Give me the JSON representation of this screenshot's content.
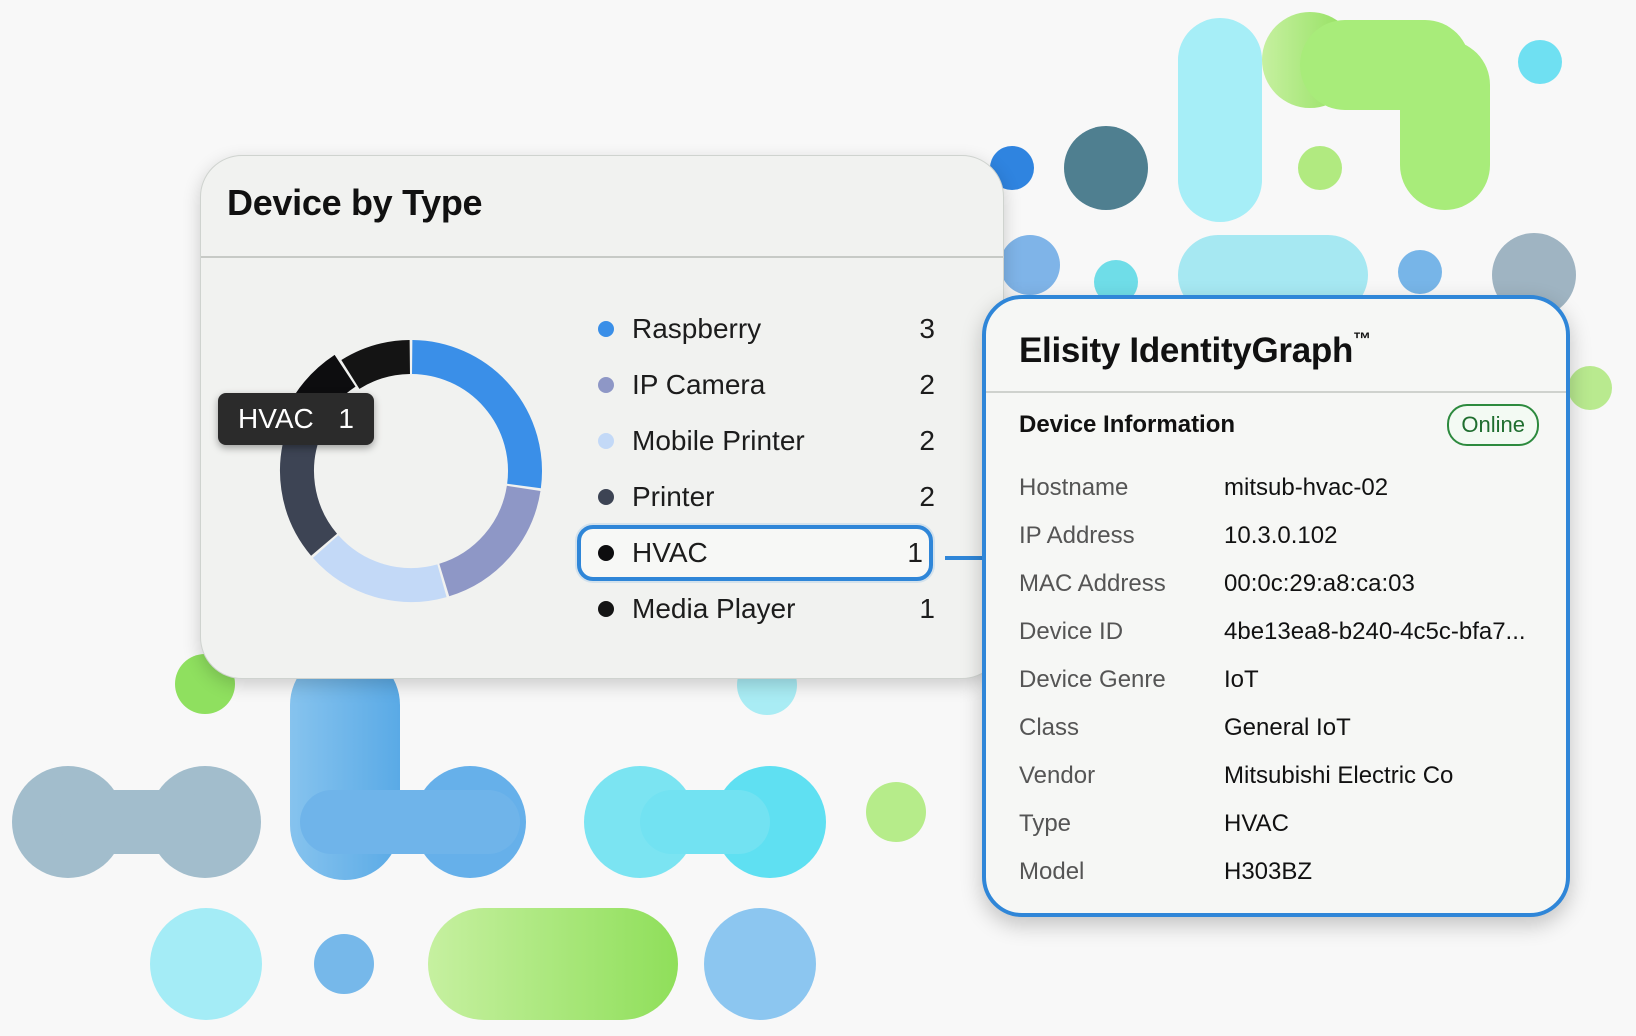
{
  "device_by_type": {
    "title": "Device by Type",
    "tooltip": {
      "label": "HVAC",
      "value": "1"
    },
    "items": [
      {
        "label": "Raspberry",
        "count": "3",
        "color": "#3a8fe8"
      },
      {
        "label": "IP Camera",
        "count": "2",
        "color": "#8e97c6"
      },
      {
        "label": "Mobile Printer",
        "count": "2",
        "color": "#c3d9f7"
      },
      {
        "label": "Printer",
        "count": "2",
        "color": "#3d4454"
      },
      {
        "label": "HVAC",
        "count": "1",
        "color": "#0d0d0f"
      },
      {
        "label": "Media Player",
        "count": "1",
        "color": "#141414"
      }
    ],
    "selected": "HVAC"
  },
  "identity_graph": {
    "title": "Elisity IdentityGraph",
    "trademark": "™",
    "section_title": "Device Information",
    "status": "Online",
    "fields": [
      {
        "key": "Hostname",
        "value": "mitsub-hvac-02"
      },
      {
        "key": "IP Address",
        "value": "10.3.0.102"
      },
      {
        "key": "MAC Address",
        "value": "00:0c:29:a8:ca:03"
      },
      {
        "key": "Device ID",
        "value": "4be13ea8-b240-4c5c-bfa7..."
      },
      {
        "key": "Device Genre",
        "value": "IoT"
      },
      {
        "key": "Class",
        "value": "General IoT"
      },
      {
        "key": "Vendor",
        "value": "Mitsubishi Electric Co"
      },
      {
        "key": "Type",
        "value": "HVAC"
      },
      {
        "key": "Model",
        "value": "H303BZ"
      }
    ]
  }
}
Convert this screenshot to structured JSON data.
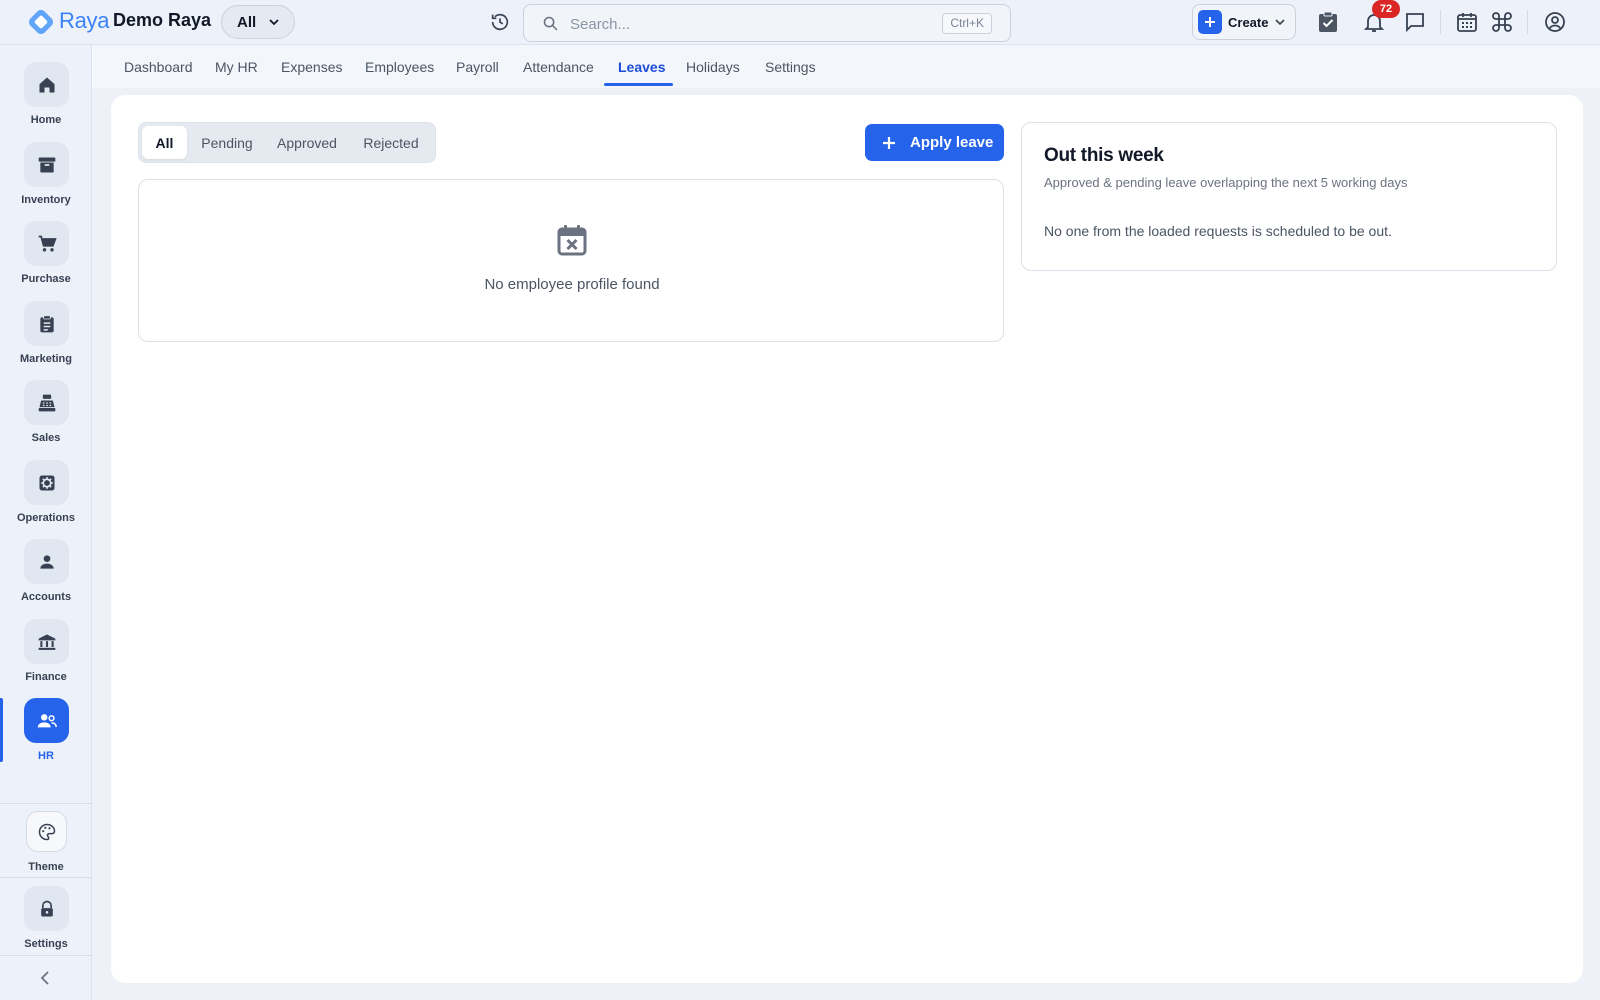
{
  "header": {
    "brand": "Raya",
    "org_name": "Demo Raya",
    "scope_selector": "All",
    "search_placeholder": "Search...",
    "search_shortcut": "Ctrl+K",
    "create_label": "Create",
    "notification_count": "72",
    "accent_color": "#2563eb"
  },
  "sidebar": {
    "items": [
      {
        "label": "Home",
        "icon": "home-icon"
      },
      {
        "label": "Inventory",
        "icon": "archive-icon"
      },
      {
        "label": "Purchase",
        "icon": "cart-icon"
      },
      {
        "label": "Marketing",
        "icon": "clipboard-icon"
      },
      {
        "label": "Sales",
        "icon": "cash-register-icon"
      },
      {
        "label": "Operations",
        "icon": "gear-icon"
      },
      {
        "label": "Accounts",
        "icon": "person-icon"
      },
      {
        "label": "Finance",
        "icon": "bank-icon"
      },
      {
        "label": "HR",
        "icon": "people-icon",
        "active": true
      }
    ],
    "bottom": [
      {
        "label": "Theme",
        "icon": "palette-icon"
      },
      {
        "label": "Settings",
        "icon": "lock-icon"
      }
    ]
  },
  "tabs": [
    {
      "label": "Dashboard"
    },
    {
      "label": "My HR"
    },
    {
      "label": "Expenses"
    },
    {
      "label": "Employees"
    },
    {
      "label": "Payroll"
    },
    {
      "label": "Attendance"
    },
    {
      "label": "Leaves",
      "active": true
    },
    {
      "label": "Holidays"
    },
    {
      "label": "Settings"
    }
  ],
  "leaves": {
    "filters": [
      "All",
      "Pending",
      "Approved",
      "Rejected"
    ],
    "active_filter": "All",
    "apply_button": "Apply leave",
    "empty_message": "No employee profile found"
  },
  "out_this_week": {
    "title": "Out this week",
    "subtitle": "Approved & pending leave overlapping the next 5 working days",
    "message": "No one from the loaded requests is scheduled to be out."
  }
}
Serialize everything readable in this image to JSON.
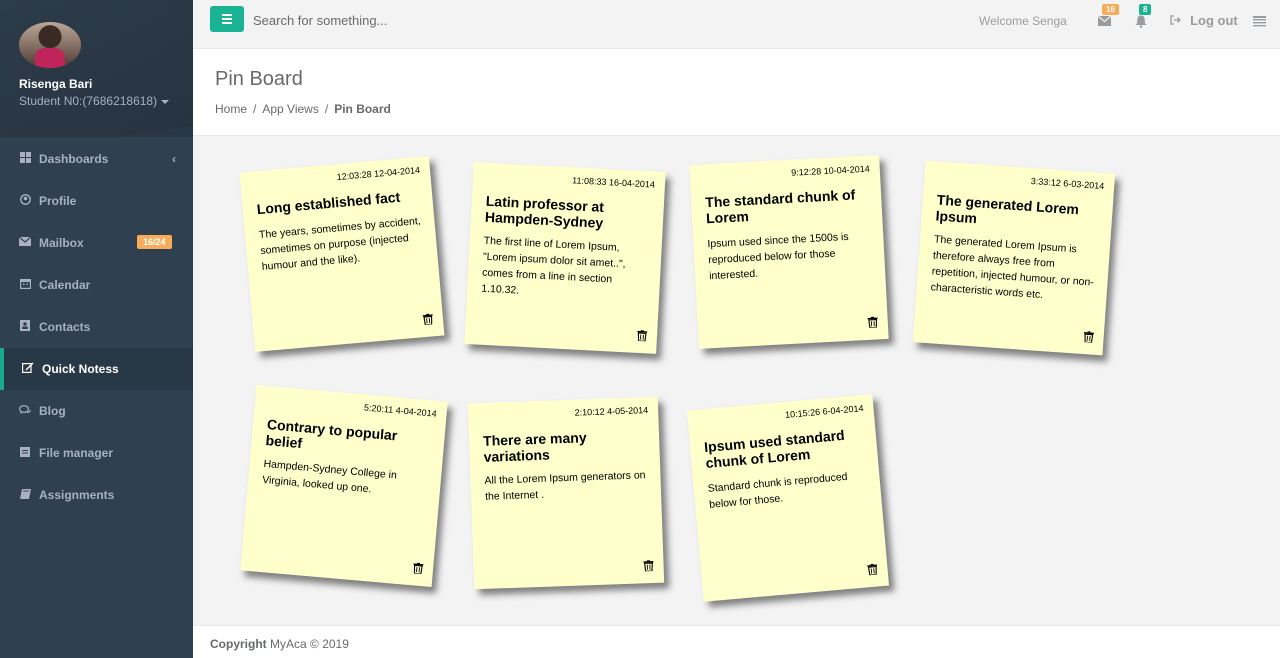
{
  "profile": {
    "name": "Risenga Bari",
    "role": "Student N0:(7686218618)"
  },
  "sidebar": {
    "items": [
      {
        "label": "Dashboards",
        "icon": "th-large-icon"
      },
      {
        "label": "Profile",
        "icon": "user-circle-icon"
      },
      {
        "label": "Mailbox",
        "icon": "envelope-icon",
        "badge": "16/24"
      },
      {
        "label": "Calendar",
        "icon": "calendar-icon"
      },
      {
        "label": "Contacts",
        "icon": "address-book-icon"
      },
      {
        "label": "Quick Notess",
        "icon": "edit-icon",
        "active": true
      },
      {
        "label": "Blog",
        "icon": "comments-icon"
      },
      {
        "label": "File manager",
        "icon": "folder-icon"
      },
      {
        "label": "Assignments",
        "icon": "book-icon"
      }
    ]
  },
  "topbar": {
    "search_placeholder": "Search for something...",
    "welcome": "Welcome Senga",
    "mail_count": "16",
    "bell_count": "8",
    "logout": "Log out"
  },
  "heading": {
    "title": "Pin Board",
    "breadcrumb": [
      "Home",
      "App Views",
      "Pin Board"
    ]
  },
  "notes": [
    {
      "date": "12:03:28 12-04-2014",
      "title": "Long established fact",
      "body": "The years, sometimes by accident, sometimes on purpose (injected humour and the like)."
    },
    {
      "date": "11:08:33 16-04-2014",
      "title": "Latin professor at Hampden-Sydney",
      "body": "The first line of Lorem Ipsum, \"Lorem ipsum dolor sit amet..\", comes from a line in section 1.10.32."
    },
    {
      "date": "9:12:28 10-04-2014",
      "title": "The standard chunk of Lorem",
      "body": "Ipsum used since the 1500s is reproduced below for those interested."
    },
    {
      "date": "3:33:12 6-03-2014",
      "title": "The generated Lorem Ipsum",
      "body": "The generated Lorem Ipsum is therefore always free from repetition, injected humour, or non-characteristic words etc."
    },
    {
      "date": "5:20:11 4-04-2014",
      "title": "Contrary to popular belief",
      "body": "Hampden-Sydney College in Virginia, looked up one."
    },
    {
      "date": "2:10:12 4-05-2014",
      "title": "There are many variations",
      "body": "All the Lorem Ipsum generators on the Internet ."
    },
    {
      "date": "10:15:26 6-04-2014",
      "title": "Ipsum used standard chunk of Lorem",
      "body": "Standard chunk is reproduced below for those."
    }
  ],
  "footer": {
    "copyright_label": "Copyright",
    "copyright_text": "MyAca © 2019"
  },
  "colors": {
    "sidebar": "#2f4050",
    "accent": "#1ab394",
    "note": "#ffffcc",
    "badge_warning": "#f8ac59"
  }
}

◇ ◇ ◇ ◇

Task ▸
From the listing above, print every entry precisely and drop the pictures.

Solution ▸
Give me the JSON representation of this screenshot's content.
{
  "device_by_type": {
    "title": "Device by Type",
    "tooltip": {
      "label": "HVAC",
      "value": "1"
    },
    "items": [
      {
        "label": "Raspberry",
        "count": "3",
        "color": "#3a8fe8"
      },
      {
        "label": "IP Camera",
        "count": "2",
        "color": "#8e97c6"
      },
      {
        "label": "Mobile Printer",
        "count": "2",
        "color": "#c3d9f7"
      },
      {
        "label": "Printer",
        "count": "2",
        "color": "#3d4454"
      },
      {
        "label": "HVAC",
        "count": "1",
        "color": "#0d0d0f"
      },
      {
        "label": "Media Player",
        "count": "1",
        "color": "#141414"
      }
    ],
    "selected": "HVAC"
  },
  "identity_graph": {
    "title": "Elisity IdentityGraph",
    "trademark": "™",
    "section_title": "Device Information",
    "status": "Online",
    "fields": [
      {
        "key": "Hostname",
        "value": "mitsub-hvac-02"
      },
      {
        "key": "IP Address",
        "value": "10.3.0.102"
      },
      {
        "key": "MAC Address",
        "value": "00:0c:29:a8:ca:03"
      },
      {
        "key": "Device ID",
        "value": "4be13ea8-b240-4c5c-bfa7..."
      },
      {
        "key": "Device Genre",
        "value": "IoT"
      },
      {
        "key": "Class",
        "value": "General IoT"
      },
      {
        "key": "Vendor",
        "value": "Mitsubishi Electric Co"
      },
      {
        "key": "Type",
        "value": "HVAC"
      },
      {
        "key": "Model",
        "value": "H303BZ"
      }
    ]
  }
}
Convert this screenshot to structured JSON data.
{
  "header": {
    "brand": "Raya",
    "org_name": "Demo Raya",
    "scope_selector": "All",
    "search_placeholder": "Search...",
    "search_shortcut": "Ctrl+K",
    "create_label": "Create",
    "notification_count": "72",
    "accent_color": "#2563eb"
  },
  "sidebar": {
    "items": [
      {
        "label": "Home",
        "icon": "home-icon"
      },
      {
        "label": "Inventory",
        "icon": "archive-icon"
      },
      {
        "label": "Purchase",
        "icon": "cart-icon"
      },
      {
        "label": "Marketing",
        "icon": "clipboard-icon"
      },
      {
        "label": "Sales",
        "icon": "cash-register-icon"
      },
      {
        "label": "Operations",
        "icon": "gear-icon"
      },
      {
        "label": "Accounts",
        "icon": "person-icon"
      },
      {
        "label": "Finance",
        "icon": "bank-icon"
      },
      {
        "label": "HR",
        "icon": "people-icon",
        "active": true
      }
    ],
    "bottom": [
      {
        "label": "Theme",
        "icon": "palette-icon"
      },
      {
        "label": "Settings",
        "icon": "lock-icon"
      }
    ]
  },
  "tabs": [
    {
      "label": "Dashboard"
    },
    {
      "label": "My HR"
    },
    {
      "label": "Expenses"
    },
    {
      "label": "Employees"
    },
    {
      "label": "Payroll"
    },
    {
      "label": "Attendance"
    },
    {
      "label": "Leaves",
      "active": true
    },
    {
      "label": "Holidays"
    },
    {
      "label": "Settings"
    }
  ],
  "leaves": {
    "filters": [
      "All",
      "Pending",
      "Approved",
      "Rejected"
    ],
    "active_filter": "All",
    "apply_button": "Apply leave",
    "empty_message": "No employee profile found"
  },
  "out_this_week": {
    "title": "Out this week",
    "subtitle": "Approved & pending leave overlapping the next 5 working days",
    "message": "No one from the loaded requests is scheduled to be out."
  }
}
Serialize everything readable in this image to JSON.
{
  "profile": {
    "name": "Risenga Bari",
    "role": "Student N0:(7686218618)"
  },
  "sidebar": {
    "items": [
      {
        "label": "Dashboards",
        "icon": "th-large-icon"
      },
      {
        "label": "Profile",
        "icon": "user-circle-icon"
      },
      {
        "label": "Mailbox",
        "icon": "envelope-icon",
        "badge": "16/24"
      },
      {
        "label": "Calendar",
        "icon": "calendar-icon"
      },
      {
        "label": "Contacts",
        "icon": "address-book-icon"
      },
      {
        "label": "Quick Notess",
        "icon": "edit-icon",
        "active": true
      },
      {
        "label": "Blog",
        "icon": "comments-icon"
      },
      {
        "label": "File manager",
        "icon": "folder-icon"
      },
      {
        "label": "Assignments",
        "icon": "book-icon"
      }
    ]
  },
  "topbar": {
    "search_placeholder": "Search for something...",
    "welcome": "Welcome Senga",
    "mail_count": "16",
    "bell_count": "8",
    "logout": "Log out"
  },
  "heading": {
    "title": "Pin Board",
    "breadcrumb": [
      "Home",
      "App Views",
      "Pin Board"
    ]
  },
  "notes": [
    {
      "date": "12:03:28 12-04-2014",
      "title": "Long established fact",
      "body": "The years, sometimes by accident, sometimes on purpose (injected humour and the like)."
    },
    {
      "date": "11:08:33 16-04-2014",
      "title": "Latin professor at Hampden-Sydney",
      "body": "The first line of Lorem Ipsum, \"Lorem ipsum dolor sit amet..\", comes from a line in section 1.10.32."
    },
    {
      "date": "9:12:28 10-04-2014",
      "title": "The standard chunk of Lorem",
      "body": "Ipsum used since the 1500s is reproduced below for those interested."
    },
    {
      "date": "3:33:12 6-03-2014",
      "title": "The generated Lorem Ipsum",
      "body": "The generated Lorem Ipsum is therefore always free from repetition, injected humour, or non-characteristic words etc."
    },
    {
      "date": "5:20:11 4-04-2014",
      "title": "Contrary to popular belief",
      "body": "Hampden-Sydney College in Virginia, looked up one."
    },
    {
      "date": "2:10:12 4-05-2014",
      "title": "There are many variations",
      "body": "All the Lorem Ipsum generators on the Internet ."
    },
    {
      "date": "10:15:26 6-04-2014",
      "title": "Ipsum used standard chunk of Lorem",
      "body": "Standard chunk is reproduced below for those."
    }
  ],
  "footer": {
    "copyright_label": "Copyright",
    "copyright_text": "MyAca © 2019"
  },
  "colors": {
    "sidebar": "#2f4050",
    "accent": "#1ab394",
    "note": "#ffffcc",
    "badge_warning": "#f8ac59"
  }
}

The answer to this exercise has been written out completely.